== WORK TO COMPLETE ==
Please repeat all of the lines that follow, exactly as written.

== MATERIAL PROVIDED ==
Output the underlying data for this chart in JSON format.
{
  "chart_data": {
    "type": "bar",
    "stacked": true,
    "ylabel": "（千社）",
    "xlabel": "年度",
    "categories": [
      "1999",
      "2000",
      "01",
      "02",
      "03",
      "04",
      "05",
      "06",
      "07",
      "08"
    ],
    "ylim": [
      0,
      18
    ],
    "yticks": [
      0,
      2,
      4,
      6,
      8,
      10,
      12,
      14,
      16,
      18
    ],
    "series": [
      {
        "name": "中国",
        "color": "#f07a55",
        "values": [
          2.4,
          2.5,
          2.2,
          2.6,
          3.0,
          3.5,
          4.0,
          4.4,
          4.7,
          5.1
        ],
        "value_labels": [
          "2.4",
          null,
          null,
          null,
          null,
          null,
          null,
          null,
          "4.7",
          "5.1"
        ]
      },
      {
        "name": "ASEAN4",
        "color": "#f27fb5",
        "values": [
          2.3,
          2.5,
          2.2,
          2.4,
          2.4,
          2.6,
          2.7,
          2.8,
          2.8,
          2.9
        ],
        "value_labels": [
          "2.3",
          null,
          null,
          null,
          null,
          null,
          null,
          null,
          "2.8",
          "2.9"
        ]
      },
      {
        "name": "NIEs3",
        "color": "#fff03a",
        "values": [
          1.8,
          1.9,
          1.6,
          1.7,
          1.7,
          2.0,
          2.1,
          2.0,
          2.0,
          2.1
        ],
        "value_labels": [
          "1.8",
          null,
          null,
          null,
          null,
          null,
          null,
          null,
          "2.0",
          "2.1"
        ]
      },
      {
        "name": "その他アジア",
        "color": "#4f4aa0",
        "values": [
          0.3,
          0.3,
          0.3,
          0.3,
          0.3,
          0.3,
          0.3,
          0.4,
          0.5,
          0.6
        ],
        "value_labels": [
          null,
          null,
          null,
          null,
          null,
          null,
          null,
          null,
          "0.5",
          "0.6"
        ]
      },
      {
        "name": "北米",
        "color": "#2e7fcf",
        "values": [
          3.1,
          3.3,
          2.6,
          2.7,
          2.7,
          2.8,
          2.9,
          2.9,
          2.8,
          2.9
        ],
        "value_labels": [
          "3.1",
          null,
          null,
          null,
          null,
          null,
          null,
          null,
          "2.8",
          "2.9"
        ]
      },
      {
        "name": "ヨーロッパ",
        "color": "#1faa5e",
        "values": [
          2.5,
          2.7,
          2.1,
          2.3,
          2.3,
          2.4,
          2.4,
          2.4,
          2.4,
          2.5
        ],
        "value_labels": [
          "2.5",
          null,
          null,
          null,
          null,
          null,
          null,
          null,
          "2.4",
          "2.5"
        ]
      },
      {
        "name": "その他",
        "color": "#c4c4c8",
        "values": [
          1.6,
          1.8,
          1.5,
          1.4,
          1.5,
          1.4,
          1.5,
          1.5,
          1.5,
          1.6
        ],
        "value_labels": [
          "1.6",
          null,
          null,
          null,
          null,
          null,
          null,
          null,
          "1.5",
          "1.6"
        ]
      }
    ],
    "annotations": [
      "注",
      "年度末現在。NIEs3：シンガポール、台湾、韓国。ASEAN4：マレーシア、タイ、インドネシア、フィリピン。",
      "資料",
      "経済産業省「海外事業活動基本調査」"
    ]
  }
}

== RESULT FOR THIS TASK ==
Output the underlying data for this chart in JSON format.
{
  "chart_data": {
    "type": "bar",
    "stacked": true,
    "ylabel": "（千社）",
    "xlabel": "年度",
    "categories": [
      "1999",
      "2000",
      "01",
      "02",
      "03",
      "04",
      "05",
      "06",
      "07",
      "08"
    ],
    "ylim": [
      0,
      18
    ],
    "yticks": [
      0,
      2,
      4,
      6,
      8,
      10,
      12,
      14,
      16,
      18
    ],
    "series": [
      {
        "name": "中国",
        "color": "#f07a55",
        "values": [
          2.4,
          2.5,
          2.2,
          2.6,
          3.0,
          3.5,
          4.0,
          4.4,
          4.7,
          5.1
        ],
        "value_labels": [
          "2.4",
          null,
          null,
          null,
          null,
          null,
          null,
          null,
          "4.7",
          "5.1"
        ]
      },
      {
        "name": "ASEAN4",
        "color": "#f27fb5",
        "values": [
          2.3,
          2.5,
          2.2,
          2.4,
          2.4,
          2.6,
          2.7,
          2.8,
          2.8,
          2.9
        ],
        "value_labels": [
          "2.3",
          null,
          null,
          null,
          null,
          null,
          null,
          null,
          "2.8",
          "2.9"
        ]
      },
      {
        "name": "NIEs3",
        "color": "#fff03a",
        "values": [
          1.8,
          1.9,
          1.6,
          1.7,
          1.7,
          2.0,
          2.1,
          2.0,
          2.0,
          2.1
        ],
        "value_labels": [
          "1.8",
          null,
          null,
          null,
          null,
          null,
          null,
          null,
          "2.0",
          "2.1"
        ]
      },
      {
        "name": "その他アジア",
        "color": "#4f4aa0",
        "values": [
          0.3,
          0.3,
          0.3,
          0.3,
          0.3,
          0.3,
          0.3,
          0.4,
          0.5,
          0.6
        ],
        "value_labels": [
          null,
          null,
          null,
          null,
          null,
          null,
          null,
          null,
          "0.5",
          "0.6"
        ]
      },
      {
        "name": "北米",
        "color": "#2e7fcf",
        "values": [
          3.1,
          3.3,
          2.6,
          2.7,
          2.7,
          2.8,
          2.9,
          2.9,
          2.8,
          2.9
        ],
        "value_labels": [
          "3.1",
          null,
          null,
          null,
          null,
          null,
          null,
          null,
          "2.8",
          "2.9"
        ]
      },
      {
        "name": "ヨーロッパ",
        "color": "#1faa5e",
        "values": [
          2.5,
          2.7,
          2.1,
          2.3,
          2.3,
          2.4,
          2.4,
          2.4,
          2.4,
          2.5
        ],
        "value_labels": [
          "2.5",
          null,
          null,
          null,
          null,
          null,
          null,
          null,
          "2.4",
          "2.5"
        ]
      },
      {
        "name": "その他",
        "color": "#c4c4c8",
        "values": [
          1.6,
          1.8,
          1.5,
          1.4,
          1.5,
          1.4,
          1.5,
          1.5,
          1.5,
          1.6
        ],
        "value_labels": [
          "1.6",
          null,
          null,
          null,
          null,
          null,
          null,
          null,
          "1.5",
          "1.6"
        ]
      }
    ],
    "annotations": [
      "注",
      "年度末現在。NIEs3：シンガポール、台湾、韓国。ASEAN4：マレーシア、タイ、インドネシア、フィリピン。",
      "資料",
      "経済産業省「海外事業活動基本調査」"
    ]
  }
}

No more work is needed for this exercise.